Type the records out again in full, exactly.
========================
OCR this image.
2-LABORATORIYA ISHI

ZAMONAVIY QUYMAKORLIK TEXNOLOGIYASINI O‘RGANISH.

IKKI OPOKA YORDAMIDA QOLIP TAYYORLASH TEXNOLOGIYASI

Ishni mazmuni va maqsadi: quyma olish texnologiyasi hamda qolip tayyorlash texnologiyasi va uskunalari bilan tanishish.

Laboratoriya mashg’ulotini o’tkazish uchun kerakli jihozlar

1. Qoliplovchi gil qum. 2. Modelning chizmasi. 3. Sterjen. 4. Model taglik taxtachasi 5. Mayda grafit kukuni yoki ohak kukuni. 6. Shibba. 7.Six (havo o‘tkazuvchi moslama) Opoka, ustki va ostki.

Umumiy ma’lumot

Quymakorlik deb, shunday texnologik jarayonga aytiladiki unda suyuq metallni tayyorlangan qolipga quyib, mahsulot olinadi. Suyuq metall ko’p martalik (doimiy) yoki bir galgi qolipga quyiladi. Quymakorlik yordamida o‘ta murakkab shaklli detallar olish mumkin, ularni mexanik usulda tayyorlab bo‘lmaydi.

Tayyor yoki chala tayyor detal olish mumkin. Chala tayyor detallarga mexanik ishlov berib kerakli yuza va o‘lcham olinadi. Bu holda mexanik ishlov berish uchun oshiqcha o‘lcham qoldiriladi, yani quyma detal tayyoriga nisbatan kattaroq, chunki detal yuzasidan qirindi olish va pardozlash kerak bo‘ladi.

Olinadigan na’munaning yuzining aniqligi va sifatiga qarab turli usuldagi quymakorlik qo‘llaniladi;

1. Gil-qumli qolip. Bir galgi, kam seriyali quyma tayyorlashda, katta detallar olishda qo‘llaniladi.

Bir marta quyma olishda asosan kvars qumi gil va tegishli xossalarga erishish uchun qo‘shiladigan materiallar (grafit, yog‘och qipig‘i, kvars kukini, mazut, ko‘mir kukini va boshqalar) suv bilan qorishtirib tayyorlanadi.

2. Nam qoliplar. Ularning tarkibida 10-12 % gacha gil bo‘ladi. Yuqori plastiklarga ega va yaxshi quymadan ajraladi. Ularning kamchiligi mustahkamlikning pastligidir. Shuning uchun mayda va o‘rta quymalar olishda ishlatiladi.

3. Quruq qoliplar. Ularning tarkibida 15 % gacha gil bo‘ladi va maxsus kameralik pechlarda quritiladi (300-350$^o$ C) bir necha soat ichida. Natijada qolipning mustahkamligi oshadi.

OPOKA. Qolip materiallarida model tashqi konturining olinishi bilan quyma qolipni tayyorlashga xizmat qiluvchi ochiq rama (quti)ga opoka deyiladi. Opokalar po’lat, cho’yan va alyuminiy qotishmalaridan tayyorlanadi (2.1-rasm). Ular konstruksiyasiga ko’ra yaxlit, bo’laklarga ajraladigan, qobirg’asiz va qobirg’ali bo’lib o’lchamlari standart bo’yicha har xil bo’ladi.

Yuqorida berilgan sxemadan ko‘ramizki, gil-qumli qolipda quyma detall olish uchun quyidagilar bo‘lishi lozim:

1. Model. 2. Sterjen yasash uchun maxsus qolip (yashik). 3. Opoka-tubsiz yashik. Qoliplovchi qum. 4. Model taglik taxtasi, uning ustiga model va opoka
========================
→ Result
OCR this image.
2-LABORATORIYA ISHI

ZAMONAVIY QUYMAKORLIK TEXNOLOGIYASINI O‘RGANISH.

IKKI OPOKA YORDAMIDA QOLIP TAYYORLASH TEXNOLOGIYASI

Ishni mazmuni va maqsadi: quyma olish texnologiyasi hamda qolip tayyorlash texnologiyasi va uskunalari bilan tanishish.

Laboratoriya mashg’ulotini o’tkazish uchun kerakli jihozlar

1. Qoliplovchi gil qum. 2. Modelning chizmasi. 3. Sterjen. 4. Model taglik taxtachasi 5. Mayda grafit kukuni yoki ohak kukuni. 6. Shibba. 7.Six (havo o‘tkazuvchi moslama) Opoka, ustki va ostki.

Umumiy ma’lumot

Quymakorlik deb, shunday texnologik jarayonga aytiladiki unda suyuq metallni tayyorlangan qolipga quyib, mahsulot olinadi. Suyuq metall ko’p martalik (doimiy) yoki bir galgi qolipga quyiladi. Quymakorlik yordamida o‘ta murakkab shaklli detallar olish mumkin, ularni mexanik usulda tayyorlab bo‘lmaydi.

Tayyor yoki chala tayyor detal olish mumkin. Chala tayyor detallarga mexanik ishlov berib kerakli yuza va o‘lcham olinadi. Bu holda mexanik ishlov berish uchun oshiqcha o‘lcham qoldiriladi, yani quyma detal tayyoriga nisbatan kattaroq, chunki detal yuzasidan qirindi olish va pardozlash kerak bo‘ladi.

Olinadigan na’munaning yuzining aniqligi va sifatiga qarab turli usuldagi quymakorlik qo‘llaniladi;

1. Gil-qumli qolip. Bir galgi, kam seriyali quyma tayyorlashda, katta detallar olishda qo‘llaniladi.

Bir marta quyma olishda asosan kvars qumi gil va tegishli xossalarga erishish uchun qo‘shiladigan materiallar (grafit, yog‘och qipig‘i, kvars kukini, mazut, ko‘mir kukini va boshqalar) suv bilan qorishtirib tayyorlanadi.

2. Nam qoliplar. Ularning tarkibida 10-12 % gacha gil bo‘ladi. Yuqori plastiklarga ega va yaxshi quymadan ajraladi. Ularning kamchiligi mustahkamlikning pastligidir. Shuning uchun mayda va o‘rta quymalar olishda ishlatiladi.

3. Quruq qoliplar. Ularning tarkibida 15 % gacha gil bo‘ladi va maxsus kameralik pechlarda quritiladi (300-350$^o$ C) bir necha soat ichida. Natijada qolipning mustahkamligi oshadi.

OPOKA. Qolip materiallarida model tashqi konturining olinishi bilan quyma qolipni tayyorlashga xizmat qiluvchi ochiq rama (quti)ga opoka deyiladi. Opokalar po’lat, cho’yan va alyuminiy qotishmalaridan tayyorlanadi (2.1-rasm). Ular konstruksiyasiga ko’ra yaxlit, bo’laklarga ajraladigan, qobirg’asiz va qobirg’ali bo’lib o’lchamlari standart bo’yicha har xil bo’ladi.

Yuqorida berilgan sxemadan ko‘ramizki, gil-qumli qolipda quyma detall olish uchun quyidagilar bo‘lishi lozim:

1. Model. 2. Sterjen yasash uchun maxsus qolip (yashik). 3. Opoka-tubsiz yashik. Qoliplovchi qum. 4. Model taglik taxtasi, uning ustiga model va opoka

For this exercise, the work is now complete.